Problem to work on.
Figure out how many lines of the material below contain the word "marker". Answer with the number only.

Provided data.
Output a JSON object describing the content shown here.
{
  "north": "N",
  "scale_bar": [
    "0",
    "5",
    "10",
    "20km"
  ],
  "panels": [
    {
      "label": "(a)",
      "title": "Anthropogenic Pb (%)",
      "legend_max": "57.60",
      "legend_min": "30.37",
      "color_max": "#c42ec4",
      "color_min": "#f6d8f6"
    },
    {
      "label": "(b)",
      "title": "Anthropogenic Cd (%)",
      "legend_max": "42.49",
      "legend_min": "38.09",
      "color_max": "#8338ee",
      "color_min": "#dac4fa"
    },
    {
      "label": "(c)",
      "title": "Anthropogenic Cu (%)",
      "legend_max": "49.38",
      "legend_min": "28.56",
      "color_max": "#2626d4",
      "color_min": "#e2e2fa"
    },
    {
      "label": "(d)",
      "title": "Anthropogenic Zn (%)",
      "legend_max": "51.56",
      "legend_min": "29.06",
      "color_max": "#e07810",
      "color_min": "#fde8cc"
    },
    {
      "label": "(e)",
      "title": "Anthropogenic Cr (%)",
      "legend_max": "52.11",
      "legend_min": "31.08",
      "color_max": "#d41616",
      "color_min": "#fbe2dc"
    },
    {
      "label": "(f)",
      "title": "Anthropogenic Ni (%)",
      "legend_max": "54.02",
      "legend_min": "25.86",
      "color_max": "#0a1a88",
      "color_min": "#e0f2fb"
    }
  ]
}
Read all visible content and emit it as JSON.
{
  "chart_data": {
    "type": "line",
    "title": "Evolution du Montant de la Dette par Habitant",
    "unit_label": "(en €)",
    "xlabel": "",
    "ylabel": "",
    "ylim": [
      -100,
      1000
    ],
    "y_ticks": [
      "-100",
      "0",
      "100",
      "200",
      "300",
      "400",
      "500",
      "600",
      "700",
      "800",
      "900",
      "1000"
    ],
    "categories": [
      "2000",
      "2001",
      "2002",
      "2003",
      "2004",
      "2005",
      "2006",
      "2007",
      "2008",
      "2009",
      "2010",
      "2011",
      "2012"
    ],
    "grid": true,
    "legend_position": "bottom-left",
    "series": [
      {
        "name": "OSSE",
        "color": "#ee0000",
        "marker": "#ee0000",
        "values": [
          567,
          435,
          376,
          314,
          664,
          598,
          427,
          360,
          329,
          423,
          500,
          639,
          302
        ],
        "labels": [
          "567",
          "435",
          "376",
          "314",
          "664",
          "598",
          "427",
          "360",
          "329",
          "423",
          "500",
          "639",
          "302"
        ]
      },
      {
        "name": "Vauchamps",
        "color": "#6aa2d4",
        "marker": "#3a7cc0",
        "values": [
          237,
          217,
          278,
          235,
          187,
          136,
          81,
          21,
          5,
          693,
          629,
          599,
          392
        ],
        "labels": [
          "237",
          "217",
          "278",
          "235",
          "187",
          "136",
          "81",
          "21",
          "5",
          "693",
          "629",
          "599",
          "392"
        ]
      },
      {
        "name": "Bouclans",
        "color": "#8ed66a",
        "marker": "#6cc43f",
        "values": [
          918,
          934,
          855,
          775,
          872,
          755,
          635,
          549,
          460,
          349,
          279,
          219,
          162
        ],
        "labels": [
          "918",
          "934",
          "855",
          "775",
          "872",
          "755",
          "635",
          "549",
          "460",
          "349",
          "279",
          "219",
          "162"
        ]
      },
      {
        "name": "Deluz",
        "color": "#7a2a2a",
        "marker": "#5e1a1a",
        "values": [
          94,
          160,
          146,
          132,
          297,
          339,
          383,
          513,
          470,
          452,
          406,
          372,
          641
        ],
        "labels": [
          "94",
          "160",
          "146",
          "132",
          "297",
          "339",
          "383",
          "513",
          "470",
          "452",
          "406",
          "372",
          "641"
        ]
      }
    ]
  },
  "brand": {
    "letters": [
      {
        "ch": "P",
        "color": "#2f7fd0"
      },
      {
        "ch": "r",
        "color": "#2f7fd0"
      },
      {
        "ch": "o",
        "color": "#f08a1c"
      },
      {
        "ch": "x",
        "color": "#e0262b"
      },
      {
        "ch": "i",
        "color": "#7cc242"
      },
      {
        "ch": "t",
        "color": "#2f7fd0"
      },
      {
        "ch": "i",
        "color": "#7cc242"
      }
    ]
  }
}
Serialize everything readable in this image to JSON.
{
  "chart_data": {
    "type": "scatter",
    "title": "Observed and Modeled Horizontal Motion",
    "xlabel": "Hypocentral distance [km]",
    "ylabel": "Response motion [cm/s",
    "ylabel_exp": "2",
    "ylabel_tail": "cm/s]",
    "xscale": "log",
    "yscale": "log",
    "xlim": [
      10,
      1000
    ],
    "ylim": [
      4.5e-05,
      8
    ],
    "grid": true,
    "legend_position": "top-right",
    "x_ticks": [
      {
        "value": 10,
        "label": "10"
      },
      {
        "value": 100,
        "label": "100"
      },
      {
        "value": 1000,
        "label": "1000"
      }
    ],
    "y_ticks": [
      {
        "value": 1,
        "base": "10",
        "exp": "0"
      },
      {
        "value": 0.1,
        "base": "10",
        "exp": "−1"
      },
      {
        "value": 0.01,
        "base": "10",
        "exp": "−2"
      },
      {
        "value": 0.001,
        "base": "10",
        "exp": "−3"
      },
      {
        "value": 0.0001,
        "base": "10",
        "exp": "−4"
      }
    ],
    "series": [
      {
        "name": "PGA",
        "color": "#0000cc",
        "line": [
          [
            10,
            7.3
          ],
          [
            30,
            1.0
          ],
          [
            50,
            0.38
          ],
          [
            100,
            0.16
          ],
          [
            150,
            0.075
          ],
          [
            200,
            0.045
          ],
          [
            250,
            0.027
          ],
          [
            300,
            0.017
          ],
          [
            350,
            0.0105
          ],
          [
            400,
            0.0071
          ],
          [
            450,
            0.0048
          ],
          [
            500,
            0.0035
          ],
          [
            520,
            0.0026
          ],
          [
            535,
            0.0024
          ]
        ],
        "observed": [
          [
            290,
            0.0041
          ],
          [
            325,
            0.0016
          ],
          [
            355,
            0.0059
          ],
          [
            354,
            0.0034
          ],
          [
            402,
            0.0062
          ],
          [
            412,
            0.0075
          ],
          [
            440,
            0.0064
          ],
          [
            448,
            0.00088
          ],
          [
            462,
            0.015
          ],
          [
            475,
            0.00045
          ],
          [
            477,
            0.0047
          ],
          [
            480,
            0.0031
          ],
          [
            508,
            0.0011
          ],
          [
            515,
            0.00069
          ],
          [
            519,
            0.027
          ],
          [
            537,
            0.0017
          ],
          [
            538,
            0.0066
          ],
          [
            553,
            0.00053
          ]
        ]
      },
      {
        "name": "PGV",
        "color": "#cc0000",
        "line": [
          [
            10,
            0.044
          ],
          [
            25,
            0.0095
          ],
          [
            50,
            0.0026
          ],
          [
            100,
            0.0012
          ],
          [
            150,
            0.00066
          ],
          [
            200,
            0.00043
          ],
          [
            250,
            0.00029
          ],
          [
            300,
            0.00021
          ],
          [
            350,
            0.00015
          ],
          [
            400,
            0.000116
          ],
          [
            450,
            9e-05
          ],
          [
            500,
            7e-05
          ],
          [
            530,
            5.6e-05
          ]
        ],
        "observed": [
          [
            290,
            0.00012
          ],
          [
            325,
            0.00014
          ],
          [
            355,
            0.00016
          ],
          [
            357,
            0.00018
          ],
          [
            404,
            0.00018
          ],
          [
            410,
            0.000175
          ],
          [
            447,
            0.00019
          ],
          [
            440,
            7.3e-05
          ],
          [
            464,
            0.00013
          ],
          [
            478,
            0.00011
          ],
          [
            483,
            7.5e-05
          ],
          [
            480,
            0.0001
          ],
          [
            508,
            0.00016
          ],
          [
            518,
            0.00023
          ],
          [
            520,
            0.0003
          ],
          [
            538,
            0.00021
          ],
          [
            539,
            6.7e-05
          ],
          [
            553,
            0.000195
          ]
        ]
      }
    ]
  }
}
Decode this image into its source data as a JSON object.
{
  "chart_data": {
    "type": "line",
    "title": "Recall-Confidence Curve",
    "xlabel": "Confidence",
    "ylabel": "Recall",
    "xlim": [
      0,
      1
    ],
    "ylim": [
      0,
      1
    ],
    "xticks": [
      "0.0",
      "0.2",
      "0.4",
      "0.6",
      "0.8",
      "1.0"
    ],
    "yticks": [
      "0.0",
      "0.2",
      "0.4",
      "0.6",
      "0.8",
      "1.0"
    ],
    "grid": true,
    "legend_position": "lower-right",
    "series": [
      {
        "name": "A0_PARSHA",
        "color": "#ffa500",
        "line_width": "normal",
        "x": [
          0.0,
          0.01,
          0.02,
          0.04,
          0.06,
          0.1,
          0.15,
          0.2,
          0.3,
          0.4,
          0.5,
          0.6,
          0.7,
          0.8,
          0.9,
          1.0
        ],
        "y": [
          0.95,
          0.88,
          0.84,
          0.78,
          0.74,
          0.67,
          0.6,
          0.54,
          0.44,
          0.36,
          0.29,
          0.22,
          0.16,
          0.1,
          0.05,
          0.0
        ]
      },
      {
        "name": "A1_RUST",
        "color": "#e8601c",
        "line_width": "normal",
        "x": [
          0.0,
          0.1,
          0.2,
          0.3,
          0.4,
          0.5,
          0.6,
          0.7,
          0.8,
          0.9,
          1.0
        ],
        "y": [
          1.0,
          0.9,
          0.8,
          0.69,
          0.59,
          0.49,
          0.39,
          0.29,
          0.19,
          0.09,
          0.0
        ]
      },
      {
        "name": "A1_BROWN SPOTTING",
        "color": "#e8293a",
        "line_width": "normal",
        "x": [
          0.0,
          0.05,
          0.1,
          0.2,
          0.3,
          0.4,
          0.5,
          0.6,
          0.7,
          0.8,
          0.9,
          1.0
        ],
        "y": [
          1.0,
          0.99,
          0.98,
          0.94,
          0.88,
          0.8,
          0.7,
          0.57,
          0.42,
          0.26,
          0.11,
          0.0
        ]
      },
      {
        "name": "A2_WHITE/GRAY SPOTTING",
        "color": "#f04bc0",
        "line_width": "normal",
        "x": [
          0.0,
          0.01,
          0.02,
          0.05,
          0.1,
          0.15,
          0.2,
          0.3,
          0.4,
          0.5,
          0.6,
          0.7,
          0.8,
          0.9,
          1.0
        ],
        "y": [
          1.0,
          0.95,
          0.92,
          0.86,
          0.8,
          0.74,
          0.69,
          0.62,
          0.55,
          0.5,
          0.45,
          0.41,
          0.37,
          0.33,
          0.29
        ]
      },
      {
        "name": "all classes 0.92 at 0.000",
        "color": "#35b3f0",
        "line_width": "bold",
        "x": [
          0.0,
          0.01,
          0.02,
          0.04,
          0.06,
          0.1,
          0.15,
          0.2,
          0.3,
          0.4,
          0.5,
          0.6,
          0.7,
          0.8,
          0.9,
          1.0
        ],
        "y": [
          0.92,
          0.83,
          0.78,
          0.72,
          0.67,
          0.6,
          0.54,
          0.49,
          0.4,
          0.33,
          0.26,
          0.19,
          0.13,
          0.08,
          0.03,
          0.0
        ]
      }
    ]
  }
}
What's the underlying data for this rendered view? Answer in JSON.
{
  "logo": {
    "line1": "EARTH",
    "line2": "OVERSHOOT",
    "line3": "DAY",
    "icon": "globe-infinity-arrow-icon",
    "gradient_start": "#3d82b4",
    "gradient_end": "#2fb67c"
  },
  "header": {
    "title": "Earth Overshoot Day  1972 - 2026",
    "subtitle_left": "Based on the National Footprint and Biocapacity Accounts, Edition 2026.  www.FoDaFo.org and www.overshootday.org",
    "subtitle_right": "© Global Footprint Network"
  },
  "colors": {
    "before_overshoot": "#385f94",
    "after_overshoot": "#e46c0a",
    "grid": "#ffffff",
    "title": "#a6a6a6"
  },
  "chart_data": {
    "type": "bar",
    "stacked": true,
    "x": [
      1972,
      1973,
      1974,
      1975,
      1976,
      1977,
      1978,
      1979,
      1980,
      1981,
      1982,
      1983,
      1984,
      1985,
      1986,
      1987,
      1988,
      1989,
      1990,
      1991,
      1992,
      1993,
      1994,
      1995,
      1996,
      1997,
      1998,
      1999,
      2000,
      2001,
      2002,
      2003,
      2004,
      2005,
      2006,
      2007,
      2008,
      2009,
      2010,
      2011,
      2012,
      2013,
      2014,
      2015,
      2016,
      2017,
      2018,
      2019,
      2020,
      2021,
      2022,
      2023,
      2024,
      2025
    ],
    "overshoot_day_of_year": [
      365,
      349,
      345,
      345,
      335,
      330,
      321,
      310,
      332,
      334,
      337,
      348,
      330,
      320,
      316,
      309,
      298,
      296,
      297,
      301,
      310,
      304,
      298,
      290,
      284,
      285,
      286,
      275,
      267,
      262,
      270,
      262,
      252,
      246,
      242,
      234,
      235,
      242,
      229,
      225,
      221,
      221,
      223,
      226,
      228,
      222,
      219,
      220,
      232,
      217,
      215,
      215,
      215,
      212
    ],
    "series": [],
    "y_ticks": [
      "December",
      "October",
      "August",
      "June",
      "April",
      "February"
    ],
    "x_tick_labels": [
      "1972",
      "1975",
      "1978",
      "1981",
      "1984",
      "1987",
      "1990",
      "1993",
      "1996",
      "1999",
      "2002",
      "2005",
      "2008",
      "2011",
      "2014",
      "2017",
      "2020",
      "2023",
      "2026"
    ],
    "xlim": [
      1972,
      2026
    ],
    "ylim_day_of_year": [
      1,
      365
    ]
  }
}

Response to the task.
4